» SET PROBLEM: Where a line in the listing below contains the word "https", copy that line.
— Start —
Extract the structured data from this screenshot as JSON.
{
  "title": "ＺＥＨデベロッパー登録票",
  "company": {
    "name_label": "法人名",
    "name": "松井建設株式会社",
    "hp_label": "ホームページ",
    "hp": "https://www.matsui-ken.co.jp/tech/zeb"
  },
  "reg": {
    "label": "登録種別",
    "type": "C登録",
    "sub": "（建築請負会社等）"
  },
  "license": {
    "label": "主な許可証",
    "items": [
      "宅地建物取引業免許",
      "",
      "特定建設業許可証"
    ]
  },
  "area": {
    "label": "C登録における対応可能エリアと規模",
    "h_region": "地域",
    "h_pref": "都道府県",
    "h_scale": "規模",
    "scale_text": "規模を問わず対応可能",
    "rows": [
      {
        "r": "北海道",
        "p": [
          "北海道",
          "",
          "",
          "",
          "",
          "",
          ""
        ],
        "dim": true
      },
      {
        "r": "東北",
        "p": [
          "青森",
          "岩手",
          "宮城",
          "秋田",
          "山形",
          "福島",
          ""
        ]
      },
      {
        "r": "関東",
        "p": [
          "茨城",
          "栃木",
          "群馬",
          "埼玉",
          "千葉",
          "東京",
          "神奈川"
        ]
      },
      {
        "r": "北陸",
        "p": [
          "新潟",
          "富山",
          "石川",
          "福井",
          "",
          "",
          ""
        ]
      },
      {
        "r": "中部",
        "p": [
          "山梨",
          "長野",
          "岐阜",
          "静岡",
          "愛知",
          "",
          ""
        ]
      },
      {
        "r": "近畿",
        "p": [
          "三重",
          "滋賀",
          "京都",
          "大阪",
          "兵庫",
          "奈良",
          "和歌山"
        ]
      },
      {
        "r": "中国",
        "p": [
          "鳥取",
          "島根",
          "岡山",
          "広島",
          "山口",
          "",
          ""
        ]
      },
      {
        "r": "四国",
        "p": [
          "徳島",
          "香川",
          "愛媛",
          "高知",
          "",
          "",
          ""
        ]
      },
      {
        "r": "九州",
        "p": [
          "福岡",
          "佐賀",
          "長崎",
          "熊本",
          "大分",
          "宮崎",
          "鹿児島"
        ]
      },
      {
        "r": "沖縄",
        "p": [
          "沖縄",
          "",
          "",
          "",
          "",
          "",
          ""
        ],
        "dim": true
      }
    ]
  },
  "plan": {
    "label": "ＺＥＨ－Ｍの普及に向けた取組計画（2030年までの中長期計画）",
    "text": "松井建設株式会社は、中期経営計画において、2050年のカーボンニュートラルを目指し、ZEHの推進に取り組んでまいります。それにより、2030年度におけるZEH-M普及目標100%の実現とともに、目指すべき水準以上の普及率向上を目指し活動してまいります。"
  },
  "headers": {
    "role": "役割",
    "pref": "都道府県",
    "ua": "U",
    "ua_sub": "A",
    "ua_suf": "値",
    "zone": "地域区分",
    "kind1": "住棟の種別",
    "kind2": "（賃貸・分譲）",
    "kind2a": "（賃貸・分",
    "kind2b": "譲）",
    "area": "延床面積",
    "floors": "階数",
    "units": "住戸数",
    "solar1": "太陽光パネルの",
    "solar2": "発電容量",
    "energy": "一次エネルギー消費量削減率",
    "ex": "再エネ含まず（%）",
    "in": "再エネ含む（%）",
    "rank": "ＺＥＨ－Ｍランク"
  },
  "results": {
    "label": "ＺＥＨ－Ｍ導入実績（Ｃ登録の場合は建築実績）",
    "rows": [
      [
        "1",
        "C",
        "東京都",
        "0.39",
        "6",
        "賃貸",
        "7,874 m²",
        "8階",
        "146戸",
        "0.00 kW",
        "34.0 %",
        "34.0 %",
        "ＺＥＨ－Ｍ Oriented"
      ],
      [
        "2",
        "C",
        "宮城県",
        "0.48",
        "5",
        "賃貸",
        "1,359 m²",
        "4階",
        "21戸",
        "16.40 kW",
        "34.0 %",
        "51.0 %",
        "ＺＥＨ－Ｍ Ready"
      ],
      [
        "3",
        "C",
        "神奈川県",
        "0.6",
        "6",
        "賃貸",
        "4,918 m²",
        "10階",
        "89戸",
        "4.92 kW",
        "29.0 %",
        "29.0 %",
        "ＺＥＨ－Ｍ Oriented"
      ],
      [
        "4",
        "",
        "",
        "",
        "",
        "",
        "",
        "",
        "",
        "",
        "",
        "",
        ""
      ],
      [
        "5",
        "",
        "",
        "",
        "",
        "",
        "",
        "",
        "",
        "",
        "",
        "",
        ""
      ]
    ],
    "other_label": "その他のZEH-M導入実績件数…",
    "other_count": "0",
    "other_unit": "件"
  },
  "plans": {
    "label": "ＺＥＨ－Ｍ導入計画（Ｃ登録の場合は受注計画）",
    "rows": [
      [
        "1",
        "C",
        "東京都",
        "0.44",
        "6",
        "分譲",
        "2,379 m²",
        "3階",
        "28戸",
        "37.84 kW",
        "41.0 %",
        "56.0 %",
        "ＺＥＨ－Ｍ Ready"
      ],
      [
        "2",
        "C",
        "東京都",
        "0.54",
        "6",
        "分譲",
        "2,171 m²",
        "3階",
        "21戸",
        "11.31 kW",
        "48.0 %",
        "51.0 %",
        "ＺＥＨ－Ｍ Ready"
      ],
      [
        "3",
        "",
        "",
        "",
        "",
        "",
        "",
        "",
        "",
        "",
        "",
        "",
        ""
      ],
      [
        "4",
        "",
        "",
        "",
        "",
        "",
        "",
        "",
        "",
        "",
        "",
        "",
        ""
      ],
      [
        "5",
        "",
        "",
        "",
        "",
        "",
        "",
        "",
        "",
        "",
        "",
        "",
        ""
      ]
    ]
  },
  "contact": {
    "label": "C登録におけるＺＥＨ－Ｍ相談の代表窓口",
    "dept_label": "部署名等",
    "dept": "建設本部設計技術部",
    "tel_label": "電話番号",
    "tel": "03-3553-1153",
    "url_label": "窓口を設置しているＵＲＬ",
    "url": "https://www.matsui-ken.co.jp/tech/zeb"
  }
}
— End —
» CORRECT RESULT:
    "hp": "https://www.matsui-ken.co.jp/tech/zeb"
    "url": "https://www.matsui-ken.co.jp/tech/zeb"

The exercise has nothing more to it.